> DIRECTION: Write out these rows again, switching each "observed-point" to "data-point" and changing nothing else.

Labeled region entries
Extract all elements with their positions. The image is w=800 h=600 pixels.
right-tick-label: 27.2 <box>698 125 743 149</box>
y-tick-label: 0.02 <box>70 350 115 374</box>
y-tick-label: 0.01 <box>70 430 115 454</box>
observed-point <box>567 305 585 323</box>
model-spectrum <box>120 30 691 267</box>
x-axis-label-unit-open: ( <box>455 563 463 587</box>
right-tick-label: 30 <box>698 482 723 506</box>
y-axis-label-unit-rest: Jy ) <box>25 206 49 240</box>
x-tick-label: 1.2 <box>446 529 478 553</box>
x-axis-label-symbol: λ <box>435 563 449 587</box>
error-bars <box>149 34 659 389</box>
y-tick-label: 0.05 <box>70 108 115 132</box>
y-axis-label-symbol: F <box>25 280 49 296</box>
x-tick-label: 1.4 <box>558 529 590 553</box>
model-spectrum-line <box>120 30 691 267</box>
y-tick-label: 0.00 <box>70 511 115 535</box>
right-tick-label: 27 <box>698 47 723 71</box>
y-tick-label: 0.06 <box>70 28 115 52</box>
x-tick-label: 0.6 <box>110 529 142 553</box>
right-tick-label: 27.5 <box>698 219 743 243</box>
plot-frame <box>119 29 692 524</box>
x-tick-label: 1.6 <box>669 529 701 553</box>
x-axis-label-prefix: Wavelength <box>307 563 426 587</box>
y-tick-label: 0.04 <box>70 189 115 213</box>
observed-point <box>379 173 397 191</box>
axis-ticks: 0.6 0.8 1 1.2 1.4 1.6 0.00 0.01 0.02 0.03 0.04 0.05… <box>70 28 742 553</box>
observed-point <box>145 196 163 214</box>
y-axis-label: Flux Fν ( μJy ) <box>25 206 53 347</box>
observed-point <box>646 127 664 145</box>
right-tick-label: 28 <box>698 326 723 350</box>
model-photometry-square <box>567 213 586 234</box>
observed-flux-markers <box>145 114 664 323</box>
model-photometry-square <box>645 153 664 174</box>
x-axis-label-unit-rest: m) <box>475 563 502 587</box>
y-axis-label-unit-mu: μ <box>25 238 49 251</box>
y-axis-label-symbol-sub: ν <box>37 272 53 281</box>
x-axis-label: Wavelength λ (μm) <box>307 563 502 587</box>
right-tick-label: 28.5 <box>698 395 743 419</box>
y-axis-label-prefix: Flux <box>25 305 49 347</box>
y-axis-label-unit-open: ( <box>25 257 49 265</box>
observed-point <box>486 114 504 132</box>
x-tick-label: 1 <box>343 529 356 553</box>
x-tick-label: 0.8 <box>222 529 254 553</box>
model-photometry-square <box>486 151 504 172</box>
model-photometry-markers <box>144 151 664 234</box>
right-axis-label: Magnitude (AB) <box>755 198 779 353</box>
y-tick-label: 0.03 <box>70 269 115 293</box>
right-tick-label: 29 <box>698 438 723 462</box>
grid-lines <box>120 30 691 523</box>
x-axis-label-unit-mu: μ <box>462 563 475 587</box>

> FINISHED TASK:
Extract all elements with their positions. The image is w=800 h=600 pixels.
right-tick-label: 27.2 <box>698 125 743 149</box>
y-tick-label: 0.02 <box>70 350 115 374</box>
y-tick-label: 0.01 <box>70 430 115 454</box>
data-point <box>567 305 585 323</box>
model-spectrum <box>120 30 691 267</box>
x-axis-label-unit-open: ( <box>455 563 463 587</box>
right-tick-label: 30 <box>698 482 723 506</box>
y-axis-label-unit-rest: Jy ) <box>25 206 49 240</box>
x-tick-label: 1.2 <box>446 529 478 553</box>
x-axis-label-symbol: λ <box>435 563 449 587</box>
error-bars <box>149 34 659 389</box>
y-tick-label: 0.05 <box>70 108 115 132</box>
y-axis-label-symbol: F <box>25 280 49 296</box>
x-tick-label: 1.4 <box>558 529 590 553</box>
model-spectrum-line <box>120 30 691 267</box>
y-tick-label: 0.00 <box>70 511 115 535</box>
right-tick-label: 27 <box>698 47 723 71</box>
y-tick-label: 0.06 <box>70 28 115 52</box>
x-tick-label: 0.6 <box>110 529 142 553</box>
right-tick-label: 27.5 <box>698 219 743 243</box>
plot-frame <box>119 29 692 524</box>
x-tick-label: 1.6 <box>669 529 701 553</box>
x-axis-label-prefix: Wavelength <box>307 563 426 587</box>
y-tick-label: 0.04 <box>70 189 115 213</box>
data-point <box>379 173 397 191</box>
axis-ticks: 0.6 0.8 1 1.2 1.4 1.6 0.00 0.01 0.02 0.03 0.04 0.05… <box>70 28 742 553</box>
data-point <box>145 196 163 214</box>
y-axis-label: Flux Fν ( μJy ) <box>25 206 53 347</box>
data-point <box>646 127 664 145</box>
right-tick-label: 28 <box>698 326 723 350</box>
model-photometry-square <box>567 213 586 234</box>
observed-flux-markers <box>145 114 664 323</box>
model-photometry-square <box>645 153 664 174</box>
x-axis-label-unit-rest: m) <box>475 563 502 587</box>
y-axis-label-unit-mu: μ <box>25 238 49 251</box>
y-axis-label-symbol-sub: ν <box>37 272 53 281</box>
x-axis-label: Wavelength λ (μm) <box>307 563 502 587</box>
right-tick-label: 28.5 <box>698 395 743 419</box>
y-axis-label-prefix: Flux <box>25 305 49 347</box>
y-axis-label-unit-open: ( <box>25 257 49 265</box>
data-point <box>486 114 504 132</box>
x-tick-label: 1 <box>343 529 356 553</box>
x-tick-label: 0.8 <box>222 529 254 553</box>
model-photometry-square <box>486 151 504 172</box>
model-photometry-markers <box>144 151 664 234</box>
right-axis-label: Magnitude (AB) <box>755 198 779 353</box>
y-tick-label: 0.03 <box>70 269 115 293</box>
right-tick-label: 29 <box>698 438 723 462</box>
grid-lines <box>120 30 691 523</box>
x-axis-label-unit-mu: μ <box>462 563 475 587</box>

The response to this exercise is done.